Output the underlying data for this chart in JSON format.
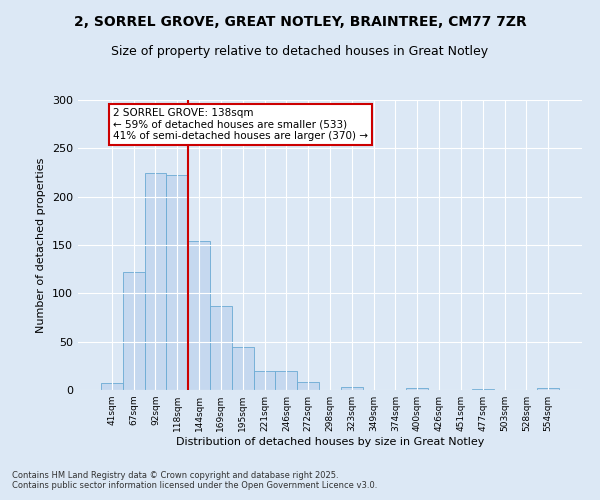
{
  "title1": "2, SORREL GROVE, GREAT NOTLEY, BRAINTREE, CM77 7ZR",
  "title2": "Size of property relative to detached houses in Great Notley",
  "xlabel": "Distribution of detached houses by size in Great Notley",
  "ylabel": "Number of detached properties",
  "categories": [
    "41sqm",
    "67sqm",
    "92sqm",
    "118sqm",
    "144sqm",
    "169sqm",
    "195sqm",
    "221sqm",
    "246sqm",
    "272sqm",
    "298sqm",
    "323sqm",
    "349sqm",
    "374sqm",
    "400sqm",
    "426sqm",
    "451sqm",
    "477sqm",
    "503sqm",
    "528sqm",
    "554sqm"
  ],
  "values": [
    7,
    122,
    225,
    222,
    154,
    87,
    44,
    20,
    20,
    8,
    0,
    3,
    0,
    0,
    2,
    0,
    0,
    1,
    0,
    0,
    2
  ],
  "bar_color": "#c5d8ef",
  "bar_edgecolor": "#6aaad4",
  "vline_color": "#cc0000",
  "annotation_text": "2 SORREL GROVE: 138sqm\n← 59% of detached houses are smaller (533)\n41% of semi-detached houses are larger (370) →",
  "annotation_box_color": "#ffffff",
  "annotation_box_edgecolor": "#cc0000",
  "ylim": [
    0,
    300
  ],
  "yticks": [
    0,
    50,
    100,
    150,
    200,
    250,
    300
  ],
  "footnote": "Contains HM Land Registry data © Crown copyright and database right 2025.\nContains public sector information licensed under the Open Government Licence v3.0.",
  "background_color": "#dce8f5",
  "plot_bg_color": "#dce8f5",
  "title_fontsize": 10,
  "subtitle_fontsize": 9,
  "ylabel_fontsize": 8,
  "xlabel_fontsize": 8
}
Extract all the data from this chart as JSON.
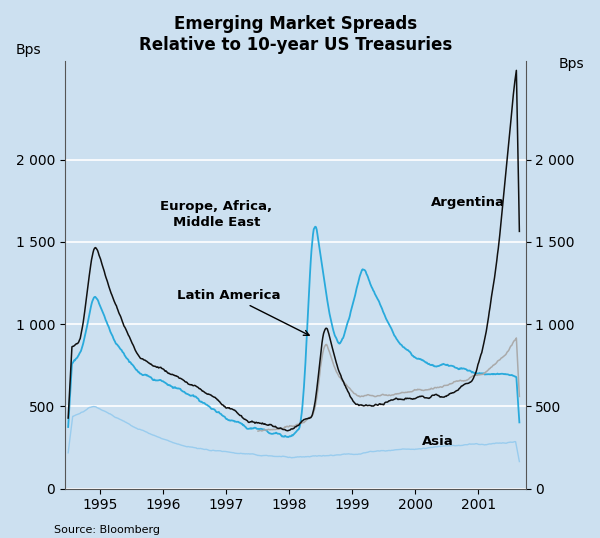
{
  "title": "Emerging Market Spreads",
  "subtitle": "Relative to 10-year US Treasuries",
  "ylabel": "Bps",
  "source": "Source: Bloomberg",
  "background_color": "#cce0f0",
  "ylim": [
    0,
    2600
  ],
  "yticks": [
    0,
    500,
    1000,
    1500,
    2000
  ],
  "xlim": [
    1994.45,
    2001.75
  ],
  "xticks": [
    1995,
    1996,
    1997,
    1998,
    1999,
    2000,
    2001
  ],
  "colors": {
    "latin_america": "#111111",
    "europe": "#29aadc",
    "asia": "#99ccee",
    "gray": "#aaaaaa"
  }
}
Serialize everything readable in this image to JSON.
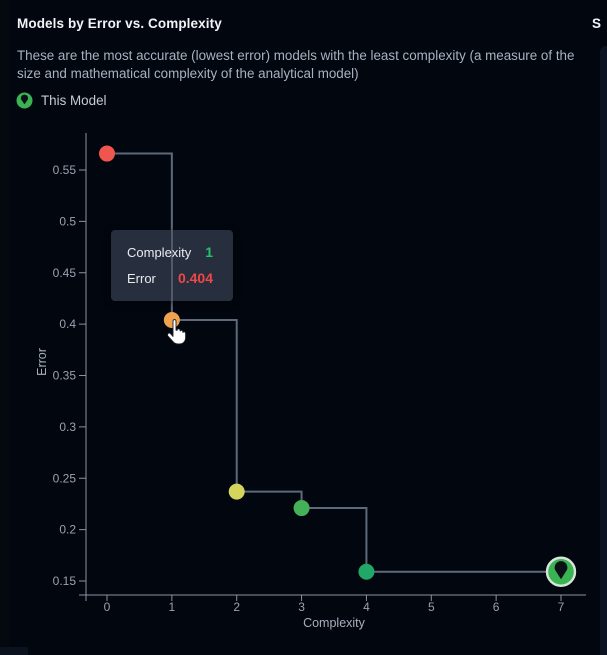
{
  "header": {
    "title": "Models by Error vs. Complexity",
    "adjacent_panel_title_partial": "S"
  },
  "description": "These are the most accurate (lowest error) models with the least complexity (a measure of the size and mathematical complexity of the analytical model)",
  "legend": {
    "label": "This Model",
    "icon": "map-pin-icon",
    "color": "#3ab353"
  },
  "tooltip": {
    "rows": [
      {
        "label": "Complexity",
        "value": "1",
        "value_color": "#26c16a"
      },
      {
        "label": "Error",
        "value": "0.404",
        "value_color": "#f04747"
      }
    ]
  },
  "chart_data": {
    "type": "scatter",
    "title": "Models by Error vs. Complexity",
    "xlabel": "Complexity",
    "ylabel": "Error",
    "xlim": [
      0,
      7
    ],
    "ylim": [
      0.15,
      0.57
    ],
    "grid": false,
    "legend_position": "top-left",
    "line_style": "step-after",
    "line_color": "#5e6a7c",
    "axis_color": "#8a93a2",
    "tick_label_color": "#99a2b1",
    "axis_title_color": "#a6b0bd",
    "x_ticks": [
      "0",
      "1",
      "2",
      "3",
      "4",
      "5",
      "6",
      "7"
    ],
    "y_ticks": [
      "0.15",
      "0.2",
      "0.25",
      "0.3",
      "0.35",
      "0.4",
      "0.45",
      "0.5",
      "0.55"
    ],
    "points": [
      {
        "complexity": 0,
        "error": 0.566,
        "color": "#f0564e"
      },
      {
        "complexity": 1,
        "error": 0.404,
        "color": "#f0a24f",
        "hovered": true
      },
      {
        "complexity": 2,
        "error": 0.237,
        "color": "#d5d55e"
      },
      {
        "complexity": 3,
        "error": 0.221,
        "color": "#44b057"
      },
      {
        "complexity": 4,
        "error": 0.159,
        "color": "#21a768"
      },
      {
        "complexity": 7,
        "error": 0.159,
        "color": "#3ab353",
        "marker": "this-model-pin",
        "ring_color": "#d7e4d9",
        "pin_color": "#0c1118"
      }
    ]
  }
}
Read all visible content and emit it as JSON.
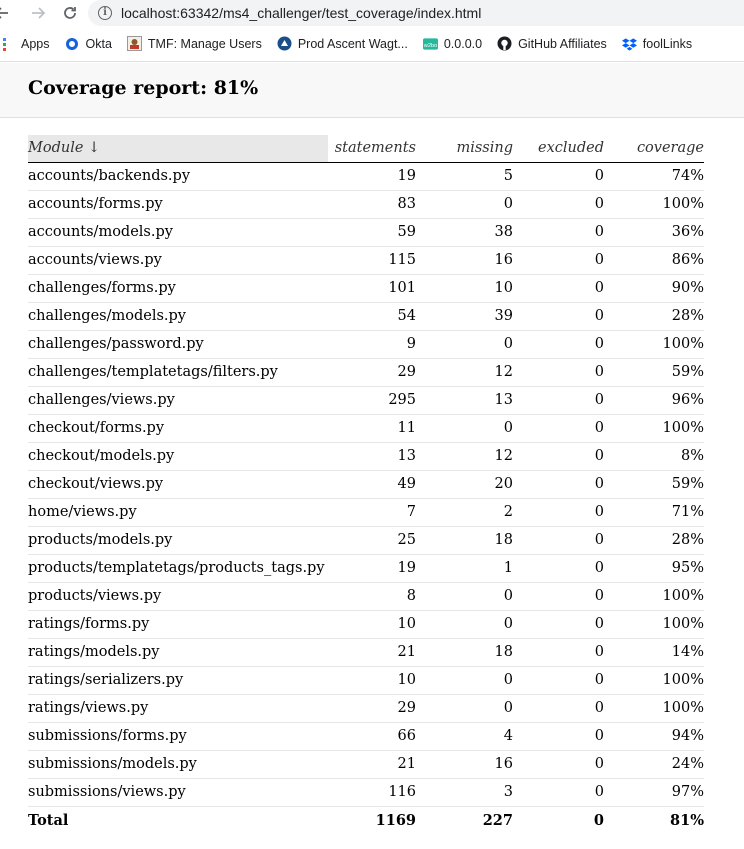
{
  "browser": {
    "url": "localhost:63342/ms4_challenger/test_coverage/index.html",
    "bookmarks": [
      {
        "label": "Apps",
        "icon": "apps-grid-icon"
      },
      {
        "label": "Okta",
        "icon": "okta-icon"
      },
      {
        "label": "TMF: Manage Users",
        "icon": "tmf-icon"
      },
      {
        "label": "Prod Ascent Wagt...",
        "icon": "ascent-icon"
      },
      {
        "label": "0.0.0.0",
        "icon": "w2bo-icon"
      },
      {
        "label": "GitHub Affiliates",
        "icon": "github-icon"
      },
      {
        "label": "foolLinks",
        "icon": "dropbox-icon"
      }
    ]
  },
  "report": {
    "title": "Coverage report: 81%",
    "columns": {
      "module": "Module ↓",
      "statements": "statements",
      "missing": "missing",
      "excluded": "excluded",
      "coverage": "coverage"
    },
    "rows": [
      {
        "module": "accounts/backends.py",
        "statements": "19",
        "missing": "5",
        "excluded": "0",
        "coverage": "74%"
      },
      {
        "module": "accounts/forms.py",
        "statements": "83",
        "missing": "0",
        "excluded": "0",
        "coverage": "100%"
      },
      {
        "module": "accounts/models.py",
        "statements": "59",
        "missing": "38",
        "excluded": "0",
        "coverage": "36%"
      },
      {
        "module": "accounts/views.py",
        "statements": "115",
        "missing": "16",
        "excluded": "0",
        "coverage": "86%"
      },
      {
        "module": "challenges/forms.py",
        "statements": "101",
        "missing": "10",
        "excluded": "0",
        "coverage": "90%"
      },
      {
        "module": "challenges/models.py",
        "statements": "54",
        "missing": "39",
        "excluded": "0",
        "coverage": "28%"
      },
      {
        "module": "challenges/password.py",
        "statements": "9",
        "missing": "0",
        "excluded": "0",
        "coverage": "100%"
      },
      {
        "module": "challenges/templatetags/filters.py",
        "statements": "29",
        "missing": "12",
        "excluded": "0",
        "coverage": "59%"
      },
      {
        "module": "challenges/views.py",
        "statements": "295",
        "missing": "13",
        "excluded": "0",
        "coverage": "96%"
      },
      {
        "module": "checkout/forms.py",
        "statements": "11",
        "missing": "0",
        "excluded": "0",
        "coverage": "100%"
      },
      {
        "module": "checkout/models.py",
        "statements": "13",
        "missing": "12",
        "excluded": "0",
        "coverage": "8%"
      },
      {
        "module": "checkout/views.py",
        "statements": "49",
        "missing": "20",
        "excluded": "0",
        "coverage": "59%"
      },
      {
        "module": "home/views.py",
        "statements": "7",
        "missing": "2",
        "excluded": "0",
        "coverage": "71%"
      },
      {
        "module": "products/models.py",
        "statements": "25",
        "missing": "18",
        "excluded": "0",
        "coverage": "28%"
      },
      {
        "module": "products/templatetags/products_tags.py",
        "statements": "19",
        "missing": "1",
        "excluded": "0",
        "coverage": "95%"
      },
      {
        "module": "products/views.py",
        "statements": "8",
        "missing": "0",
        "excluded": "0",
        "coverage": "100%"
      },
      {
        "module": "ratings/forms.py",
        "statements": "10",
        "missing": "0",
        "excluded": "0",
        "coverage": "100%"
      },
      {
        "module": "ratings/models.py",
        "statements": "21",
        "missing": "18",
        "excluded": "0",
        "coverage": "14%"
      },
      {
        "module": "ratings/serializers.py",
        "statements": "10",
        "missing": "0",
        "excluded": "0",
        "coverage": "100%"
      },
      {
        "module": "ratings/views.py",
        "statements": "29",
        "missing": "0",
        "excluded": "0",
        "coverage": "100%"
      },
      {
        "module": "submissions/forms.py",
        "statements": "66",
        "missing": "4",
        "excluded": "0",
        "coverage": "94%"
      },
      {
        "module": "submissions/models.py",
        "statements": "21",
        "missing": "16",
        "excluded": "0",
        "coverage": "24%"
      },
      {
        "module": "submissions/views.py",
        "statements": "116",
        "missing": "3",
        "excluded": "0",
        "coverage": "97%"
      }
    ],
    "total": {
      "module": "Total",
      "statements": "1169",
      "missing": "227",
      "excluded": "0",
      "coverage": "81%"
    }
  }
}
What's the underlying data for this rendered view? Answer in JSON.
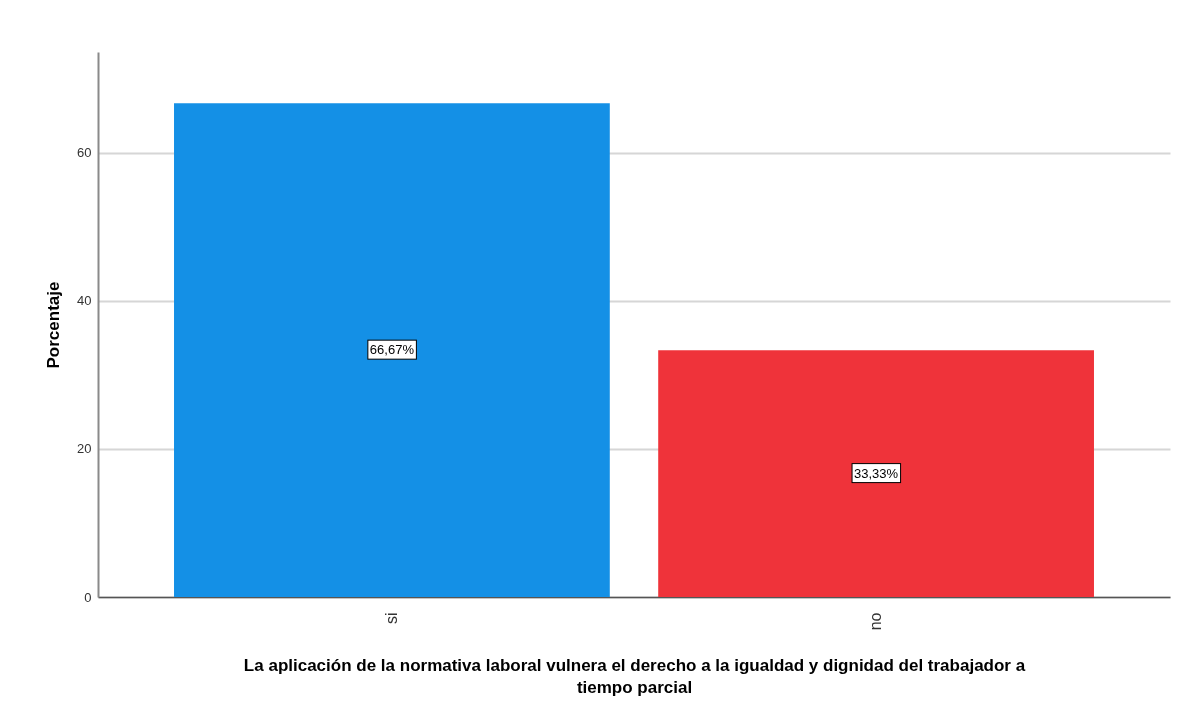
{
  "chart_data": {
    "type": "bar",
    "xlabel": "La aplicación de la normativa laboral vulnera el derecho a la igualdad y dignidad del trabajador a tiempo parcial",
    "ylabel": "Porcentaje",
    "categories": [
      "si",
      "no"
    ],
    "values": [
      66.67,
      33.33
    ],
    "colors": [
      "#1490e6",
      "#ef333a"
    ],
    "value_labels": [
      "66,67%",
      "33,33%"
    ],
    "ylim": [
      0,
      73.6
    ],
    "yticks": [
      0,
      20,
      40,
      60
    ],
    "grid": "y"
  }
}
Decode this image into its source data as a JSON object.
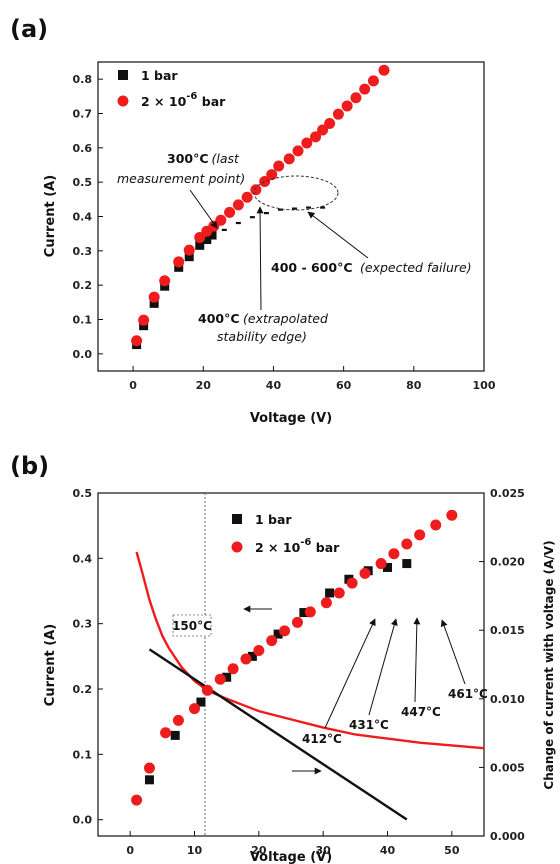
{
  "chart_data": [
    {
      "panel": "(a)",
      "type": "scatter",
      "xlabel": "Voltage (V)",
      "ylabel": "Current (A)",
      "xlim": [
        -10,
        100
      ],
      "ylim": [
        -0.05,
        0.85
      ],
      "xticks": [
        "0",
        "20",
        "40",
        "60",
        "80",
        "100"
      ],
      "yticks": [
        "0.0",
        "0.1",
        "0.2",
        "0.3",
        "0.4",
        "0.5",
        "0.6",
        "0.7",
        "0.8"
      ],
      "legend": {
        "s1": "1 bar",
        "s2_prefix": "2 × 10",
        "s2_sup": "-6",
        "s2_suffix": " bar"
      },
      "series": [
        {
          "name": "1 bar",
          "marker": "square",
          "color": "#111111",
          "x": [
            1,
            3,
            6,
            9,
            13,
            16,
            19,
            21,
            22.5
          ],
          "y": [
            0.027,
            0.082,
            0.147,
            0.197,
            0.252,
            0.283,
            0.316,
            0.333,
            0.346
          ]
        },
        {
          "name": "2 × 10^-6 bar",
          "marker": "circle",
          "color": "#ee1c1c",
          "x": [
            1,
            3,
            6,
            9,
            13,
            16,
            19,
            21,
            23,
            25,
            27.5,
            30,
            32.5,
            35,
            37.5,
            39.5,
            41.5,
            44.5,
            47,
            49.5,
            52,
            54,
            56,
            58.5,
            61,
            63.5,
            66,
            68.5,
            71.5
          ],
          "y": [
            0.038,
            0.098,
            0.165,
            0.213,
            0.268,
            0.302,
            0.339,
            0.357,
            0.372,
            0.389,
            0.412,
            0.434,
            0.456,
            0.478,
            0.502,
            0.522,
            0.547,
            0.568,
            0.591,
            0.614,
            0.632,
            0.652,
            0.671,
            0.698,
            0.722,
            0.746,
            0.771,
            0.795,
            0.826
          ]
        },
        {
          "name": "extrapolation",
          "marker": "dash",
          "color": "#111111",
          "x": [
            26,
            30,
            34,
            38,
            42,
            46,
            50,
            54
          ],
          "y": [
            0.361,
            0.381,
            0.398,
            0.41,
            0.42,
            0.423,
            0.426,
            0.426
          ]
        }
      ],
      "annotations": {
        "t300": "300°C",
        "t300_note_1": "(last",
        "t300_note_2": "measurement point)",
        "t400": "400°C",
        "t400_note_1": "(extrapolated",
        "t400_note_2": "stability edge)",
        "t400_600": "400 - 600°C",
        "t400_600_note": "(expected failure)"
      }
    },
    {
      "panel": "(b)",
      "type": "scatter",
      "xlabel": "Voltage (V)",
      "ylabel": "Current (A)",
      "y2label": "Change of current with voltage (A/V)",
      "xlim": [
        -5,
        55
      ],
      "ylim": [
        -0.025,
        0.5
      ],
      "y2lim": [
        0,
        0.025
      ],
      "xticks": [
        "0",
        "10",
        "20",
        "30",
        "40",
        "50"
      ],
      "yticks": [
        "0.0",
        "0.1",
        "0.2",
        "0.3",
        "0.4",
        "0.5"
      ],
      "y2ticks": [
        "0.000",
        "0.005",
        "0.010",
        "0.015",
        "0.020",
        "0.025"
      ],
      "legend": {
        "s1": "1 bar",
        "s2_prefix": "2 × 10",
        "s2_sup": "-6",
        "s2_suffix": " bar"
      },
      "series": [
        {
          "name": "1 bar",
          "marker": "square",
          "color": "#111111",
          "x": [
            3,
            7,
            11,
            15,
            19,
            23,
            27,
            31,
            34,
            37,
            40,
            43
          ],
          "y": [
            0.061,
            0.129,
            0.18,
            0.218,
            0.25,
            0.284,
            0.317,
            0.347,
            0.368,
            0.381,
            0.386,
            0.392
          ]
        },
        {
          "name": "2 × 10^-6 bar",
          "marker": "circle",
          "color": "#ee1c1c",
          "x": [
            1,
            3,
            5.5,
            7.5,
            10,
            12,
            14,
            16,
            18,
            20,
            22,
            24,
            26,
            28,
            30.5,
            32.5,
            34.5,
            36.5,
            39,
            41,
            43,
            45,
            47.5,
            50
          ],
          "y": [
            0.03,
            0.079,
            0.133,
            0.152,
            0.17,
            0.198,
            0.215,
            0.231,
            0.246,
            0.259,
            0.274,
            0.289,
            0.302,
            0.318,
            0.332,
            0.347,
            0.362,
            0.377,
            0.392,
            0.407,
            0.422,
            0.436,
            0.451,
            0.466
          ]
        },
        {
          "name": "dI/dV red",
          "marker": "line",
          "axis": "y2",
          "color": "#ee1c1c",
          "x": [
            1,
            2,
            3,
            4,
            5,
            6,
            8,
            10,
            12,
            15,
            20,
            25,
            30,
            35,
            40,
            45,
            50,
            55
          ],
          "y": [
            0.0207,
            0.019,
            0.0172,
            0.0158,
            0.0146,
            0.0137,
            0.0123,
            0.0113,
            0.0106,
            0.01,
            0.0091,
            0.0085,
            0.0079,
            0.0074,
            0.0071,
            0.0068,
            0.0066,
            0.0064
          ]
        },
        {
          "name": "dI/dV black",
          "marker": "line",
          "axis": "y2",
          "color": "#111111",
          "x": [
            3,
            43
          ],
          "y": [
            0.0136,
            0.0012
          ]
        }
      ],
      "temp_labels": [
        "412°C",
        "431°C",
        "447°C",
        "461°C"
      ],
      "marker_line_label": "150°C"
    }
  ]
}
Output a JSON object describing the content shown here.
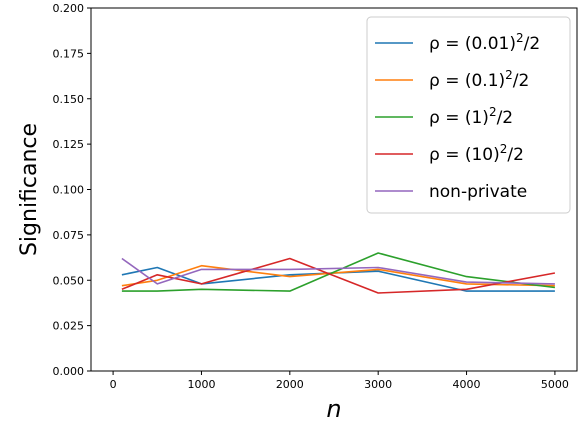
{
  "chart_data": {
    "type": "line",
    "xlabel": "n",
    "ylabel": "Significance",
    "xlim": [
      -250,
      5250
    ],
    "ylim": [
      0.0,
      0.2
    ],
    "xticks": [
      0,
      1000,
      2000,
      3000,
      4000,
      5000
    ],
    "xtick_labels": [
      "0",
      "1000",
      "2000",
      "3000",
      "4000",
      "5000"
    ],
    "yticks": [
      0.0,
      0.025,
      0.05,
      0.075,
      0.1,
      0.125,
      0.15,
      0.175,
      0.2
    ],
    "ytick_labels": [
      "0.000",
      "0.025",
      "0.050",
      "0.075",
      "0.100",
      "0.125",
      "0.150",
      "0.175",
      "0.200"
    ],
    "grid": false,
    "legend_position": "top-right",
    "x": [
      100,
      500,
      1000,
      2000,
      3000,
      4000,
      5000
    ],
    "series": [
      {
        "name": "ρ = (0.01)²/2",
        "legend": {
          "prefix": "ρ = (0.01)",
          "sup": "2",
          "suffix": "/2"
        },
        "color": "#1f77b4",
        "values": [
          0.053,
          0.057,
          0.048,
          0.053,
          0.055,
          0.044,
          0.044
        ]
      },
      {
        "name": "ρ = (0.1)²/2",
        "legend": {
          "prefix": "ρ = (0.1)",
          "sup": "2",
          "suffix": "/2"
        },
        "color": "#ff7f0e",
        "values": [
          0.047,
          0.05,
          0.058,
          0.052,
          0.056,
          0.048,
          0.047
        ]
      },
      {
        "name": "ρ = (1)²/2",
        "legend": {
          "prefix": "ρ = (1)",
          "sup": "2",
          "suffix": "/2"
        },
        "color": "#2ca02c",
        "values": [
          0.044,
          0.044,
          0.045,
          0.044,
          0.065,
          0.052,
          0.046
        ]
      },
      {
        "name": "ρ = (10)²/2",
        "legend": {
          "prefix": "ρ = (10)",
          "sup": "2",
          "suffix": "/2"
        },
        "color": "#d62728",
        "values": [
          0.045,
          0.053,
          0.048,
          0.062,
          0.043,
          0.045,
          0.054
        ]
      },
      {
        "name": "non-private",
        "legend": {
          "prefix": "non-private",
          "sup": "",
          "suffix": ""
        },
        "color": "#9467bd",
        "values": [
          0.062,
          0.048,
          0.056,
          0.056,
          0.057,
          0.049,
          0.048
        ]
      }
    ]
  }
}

PROBLEM DETAILS: All lines in the data that contain the word "forms" should be copied.

RESULT FOR THIS TASK:
        "module": "accounts/forms.py",
        "module": "challenges/forms.py",
        "module": "checkout/forms.py",
        "module": "ratings/forms.py",
        "module": "submissions/forms.py",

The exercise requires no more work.